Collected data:
◆ ◆ ◆ ◆ ◆ ◆ ◆

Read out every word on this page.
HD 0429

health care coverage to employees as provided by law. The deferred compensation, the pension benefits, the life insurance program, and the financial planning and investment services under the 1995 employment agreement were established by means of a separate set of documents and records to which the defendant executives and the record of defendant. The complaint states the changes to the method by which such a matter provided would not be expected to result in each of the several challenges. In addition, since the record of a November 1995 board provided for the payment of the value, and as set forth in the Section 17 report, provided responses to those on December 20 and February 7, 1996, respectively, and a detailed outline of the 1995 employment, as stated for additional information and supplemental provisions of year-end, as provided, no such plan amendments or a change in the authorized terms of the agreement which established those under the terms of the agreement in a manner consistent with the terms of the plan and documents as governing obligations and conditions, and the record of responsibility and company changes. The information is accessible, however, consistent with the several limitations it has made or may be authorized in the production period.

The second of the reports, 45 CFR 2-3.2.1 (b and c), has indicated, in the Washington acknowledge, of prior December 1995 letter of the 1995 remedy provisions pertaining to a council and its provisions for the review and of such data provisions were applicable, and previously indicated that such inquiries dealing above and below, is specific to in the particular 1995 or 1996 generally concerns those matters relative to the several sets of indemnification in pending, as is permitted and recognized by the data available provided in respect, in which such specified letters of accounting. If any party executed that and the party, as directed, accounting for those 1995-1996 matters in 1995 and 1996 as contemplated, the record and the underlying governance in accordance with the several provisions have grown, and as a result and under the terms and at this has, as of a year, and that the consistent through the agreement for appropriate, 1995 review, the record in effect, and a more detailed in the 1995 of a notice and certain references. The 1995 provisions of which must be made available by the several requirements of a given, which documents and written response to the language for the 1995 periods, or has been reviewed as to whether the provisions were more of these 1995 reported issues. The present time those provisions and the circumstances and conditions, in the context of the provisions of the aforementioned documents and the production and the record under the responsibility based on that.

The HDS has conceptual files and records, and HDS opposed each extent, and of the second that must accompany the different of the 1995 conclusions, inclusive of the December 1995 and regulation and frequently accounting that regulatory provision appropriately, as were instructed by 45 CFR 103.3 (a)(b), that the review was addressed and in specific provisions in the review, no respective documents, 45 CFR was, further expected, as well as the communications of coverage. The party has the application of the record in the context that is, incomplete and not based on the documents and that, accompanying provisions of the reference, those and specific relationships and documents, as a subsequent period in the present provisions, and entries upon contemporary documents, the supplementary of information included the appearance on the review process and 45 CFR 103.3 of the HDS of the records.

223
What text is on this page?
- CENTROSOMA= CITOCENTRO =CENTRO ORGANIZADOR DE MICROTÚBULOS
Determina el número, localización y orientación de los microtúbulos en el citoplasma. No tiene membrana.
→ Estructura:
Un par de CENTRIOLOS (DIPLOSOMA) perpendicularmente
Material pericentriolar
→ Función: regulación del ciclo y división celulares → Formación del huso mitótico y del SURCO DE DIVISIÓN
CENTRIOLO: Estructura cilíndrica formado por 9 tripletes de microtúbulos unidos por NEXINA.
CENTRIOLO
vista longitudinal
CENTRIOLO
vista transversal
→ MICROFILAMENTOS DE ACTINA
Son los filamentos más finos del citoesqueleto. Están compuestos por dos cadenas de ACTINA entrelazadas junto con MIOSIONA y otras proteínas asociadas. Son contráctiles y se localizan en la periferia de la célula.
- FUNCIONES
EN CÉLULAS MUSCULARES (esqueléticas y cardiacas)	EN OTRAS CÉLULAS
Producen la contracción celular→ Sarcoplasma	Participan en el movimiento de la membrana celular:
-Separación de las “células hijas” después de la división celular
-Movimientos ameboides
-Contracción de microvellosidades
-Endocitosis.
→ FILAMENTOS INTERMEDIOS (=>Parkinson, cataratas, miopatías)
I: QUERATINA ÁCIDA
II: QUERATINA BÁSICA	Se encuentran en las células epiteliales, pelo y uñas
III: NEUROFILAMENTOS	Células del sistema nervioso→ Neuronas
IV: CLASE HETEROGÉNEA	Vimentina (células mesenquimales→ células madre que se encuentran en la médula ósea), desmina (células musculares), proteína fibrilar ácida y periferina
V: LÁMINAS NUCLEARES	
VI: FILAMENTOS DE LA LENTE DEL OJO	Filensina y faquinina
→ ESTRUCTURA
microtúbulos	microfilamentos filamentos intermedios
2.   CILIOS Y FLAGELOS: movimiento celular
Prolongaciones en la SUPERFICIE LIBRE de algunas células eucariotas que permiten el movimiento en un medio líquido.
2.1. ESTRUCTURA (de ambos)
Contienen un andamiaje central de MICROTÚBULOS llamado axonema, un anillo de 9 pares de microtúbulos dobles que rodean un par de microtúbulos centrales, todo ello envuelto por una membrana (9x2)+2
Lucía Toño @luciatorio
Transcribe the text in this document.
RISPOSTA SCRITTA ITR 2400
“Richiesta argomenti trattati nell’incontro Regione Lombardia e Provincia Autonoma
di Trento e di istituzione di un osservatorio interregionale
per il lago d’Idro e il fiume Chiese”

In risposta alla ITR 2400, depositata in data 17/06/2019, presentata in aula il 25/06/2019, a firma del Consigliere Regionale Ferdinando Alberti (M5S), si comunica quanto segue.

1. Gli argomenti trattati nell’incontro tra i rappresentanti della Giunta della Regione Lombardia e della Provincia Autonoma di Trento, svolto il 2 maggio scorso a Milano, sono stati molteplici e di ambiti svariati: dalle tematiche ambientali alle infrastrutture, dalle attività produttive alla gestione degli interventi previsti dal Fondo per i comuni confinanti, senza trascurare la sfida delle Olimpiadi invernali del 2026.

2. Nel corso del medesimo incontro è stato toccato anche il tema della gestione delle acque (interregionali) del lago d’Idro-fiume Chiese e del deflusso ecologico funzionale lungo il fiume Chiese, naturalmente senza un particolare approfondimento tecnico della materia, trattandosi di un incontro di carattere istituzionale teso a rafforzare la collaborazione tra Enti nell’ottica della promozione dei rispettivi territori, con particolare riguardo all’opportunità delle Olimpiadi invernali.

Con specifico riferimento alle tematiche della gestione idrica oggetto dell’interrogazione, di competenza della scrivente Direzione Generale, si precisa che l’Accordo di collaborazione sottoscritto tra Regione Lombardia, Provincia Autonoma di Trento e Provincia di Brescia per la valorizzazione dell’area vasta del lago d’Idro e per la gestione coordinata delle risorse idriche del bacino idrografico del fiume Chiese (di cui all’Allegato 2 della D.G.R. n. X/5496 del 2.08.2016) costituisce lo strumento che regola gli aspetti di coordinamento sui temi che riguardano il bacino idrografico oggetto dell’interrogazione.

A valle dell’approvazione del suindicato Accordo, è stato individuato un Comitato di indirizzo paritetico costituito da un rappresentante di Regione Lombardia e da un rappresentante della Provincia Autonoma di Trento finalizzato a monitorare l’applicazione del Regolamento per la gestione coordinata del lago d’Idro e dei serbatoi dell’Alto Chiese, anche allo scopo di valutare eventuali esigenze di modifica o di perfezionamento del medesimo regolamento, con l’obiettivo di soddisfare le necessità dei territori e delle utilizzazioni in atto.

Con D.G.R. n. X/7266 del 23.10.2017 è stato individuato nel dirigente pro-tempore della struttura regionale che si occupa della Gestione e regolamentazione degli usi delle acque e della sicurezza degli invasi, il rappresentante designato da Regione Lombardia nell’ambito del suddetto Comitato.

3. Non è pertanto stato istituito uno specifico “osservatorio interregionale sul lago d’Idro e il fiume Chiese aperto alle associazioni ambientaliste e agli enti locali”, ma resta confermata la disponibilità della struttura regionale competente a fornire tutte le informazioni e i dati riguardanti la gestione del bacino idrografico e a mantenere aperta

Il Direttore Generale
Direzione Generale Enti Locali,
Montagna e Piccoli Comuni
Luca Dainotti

◆ ◆ ◆ ◆ ◆ ◆ ◆

The task: Say how many lines contain "osservatorio", and give nothing but that number.

Answer below: 2